Records:
────────────────────
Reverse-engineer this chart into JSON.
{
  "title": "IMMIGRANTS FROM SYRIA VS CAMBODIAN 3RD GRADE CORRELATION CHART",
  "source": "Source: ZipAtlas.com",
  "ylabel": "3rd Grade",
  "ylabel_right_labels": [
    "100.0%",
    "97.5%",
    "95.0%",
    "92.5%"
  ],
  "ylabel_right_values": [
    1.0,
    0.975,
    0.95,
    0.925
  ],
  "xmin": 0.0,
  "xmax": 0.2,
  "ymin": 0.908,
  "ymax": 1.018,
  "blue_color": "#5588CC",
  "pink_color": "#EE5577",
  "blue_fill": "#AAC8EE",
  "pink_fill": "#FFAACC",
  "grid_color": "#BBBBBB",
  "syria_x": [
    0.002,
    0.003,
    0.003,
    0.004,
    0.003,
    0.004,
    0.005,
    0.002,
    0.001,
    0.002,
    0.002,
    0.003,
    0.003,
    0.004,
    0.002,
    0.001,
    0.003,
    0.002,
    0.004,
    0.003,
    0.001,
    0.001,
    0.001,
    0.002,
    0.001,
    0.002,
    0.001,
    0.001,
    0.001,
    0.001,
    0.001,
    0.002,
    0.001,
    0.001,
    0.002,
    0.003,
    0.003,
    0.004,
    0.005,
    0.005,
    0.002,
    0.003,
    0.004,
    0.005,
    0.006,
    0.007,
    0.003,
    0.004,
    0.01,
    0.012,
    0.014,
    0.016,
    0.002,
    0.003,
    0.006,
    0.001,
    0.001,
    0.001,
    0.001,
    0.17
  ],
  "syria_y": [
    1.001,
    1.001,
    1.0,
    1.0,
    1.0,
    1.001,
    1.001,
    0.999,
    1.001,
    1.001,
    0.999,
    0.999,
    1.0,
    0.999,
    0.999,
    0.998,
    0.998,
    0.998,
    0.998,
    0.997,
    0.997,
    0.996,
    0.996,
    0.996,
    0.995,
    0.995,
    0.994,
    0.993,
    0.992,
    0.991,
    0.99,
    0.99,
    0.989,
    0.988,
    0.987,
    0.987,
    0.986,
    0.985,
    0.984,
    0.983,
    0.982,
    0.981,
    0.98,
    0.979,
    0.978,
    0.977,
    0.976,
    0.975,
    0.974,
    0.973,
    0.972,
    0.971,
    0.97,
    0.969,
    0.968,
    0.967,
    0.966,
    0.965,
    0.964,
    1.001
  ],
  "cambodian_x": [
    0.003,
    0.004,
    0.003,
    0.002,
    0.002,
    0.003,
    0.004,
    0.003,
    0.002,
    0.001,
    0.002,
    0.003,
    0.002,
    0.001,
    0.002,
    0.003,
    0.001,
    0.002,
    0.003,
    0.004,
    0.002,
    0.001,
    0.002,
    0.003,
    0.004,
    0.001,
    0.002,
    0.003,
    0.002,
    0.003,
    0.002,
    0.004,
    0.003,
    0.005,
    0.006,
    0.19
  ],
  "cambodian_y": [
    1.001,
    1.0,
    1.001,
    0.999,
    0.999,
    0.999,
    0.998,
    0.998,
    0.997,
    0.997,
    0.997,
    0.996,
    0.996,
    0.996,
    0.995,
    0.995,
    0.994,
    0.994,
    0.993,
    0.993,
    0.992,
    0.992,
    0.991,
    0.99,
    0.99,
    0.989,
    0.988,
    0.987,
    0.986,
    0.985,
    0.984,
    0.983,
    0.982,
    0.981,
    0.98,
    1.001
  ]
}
────────────────────
Required task
Return every record above exactly as it appears.

Answer for this exercise
Reverse-engineer this chart into JSON.
{
  "title": "IMMIGRANTS FROM SYRIA VS CAMBODIAN 3RD GRADE CORRELATION CHART",
  "source": "Source: ZipAtlas.com",
  "ylabel": "3rd Grade",
  "ylabel_right_labels": [
    "100.0%",
    "97.5%",
    "95.0%",
    "92.5%"
  ],
  "ylabel_right_values": [
    1.0,
    0.975,
    0.95,
    0.925
  ],
  "xmin": 0.0,
  "xmax": 0.2,
  "ymin": 0.908,
  "ymax": 1.018,
  "blue_color": "#5588CC",
  "pink_color": "#EE5577",
  "blue_fill": "#AAC8EE",
  "pink_fill": "#FFAACC",
  "grid_color": "#BBBBBB",
  "syria_x": [
    0.002,
    0.003,
    0.003,
    0.004,
    0.003,
    0.004,
    0.005,
    0.002,
    0.001,
    0.002,
    0.002,
    0.003,
    0.003,
    0.004,
    0.002,
    0.001,
    0.003,
    0.002,
    0.004,
    0.003,
    0.001,
    0.001,
    0.001,
    0.002,
    0.001,
    0.002,
    0.001,
    0.001,
    0.001,
    0.001,
    0.001,
    0.002,
    0.001,
    0.001,
    0.002,
    0.003,
    0.003,
    0.004,
    0.005,
    0.005,
    0.002,
    0.003,
    0.004,
    0.005,
    0.006,
    0.007,
    0.003,
    0.004,
    0.01,
    0.012,
    0.014,
    0.016,
    0.002,
    0.003,
    0.006,
    0.001,
    0.001,
    0.001,
    0.001,
    0.17
  ],
  "syria_y": [
    1.001,
    1.001,
    1.0,
    1.0,
    1.0,
    1.001,
    1.001,
    0.999,
    1.001,
    1.001,
    0.999,
    0.999,
    1.0,
    0.999,
    0.999,
    0.998,
    0.998,
    0.998,
    0.998,
    0.997,
    0.997,
    0.996,
    0.996,
    0.996,
    0.995,
    0.995,
    0.994,
    0.993,
    0.992,
    0.991,
    0.99,
    0.99,
    0.989,
    0.988,
    0.987,
    0.987,
    0.986,
    0.985,
    0.984,
    0.983,
    0.982,
    0.981,
    0.98,
    0.979,
    0.978,
    0.977,
    0.976,
    0.975,
    0.974,
    0.973,
    0.972,
    0.971,
    0.97,
    0.969,
    0.968,
    0.967,
    0.966,
    0.965,
    0.964,
    1.001
  ],
  "cambodian_x": [
    0.003,
    0.004,
    0.003,
    0.002,
    0.002,
    0.003,
    0.004,
    0.003,
    0.002,
    0.001,
    0.002,
    0.003,
    0.002,
    0.001,
    0.002,
    0.003,
    0.001,
    0.002,
    0.003,
    0.004,
    0.002,
    0.001,
    0.002,
    0.003,
    0.004,
    0.001,
    0.002,
    0.003,
    0.002,
    0.003,
    0.002,
    0.004,
    0.003,
    0.005,
    0.006,
    0.19
  ],
  "cambodian_y": [
    1.001,
    1.0,
    1.001,
    0.999,
    0.999,
    0.999,
    0.998,
    0.998,
    0.997,
    0.997,
    0.997,
    0.996,
    0.996,
    0.996,
    0.995,
    0.995,
    0.994,
    0.994,
    0.993,
    0.993,
    0.992,
    0.992,
    0.991,
    0.99,
    0.99,
    0.989,
    0.988,
    0.987,
    0.986,
    0.985,
    0.984,
    0.983,
    0.982,
    0.981,
    0.98,
    1.001
  ]
}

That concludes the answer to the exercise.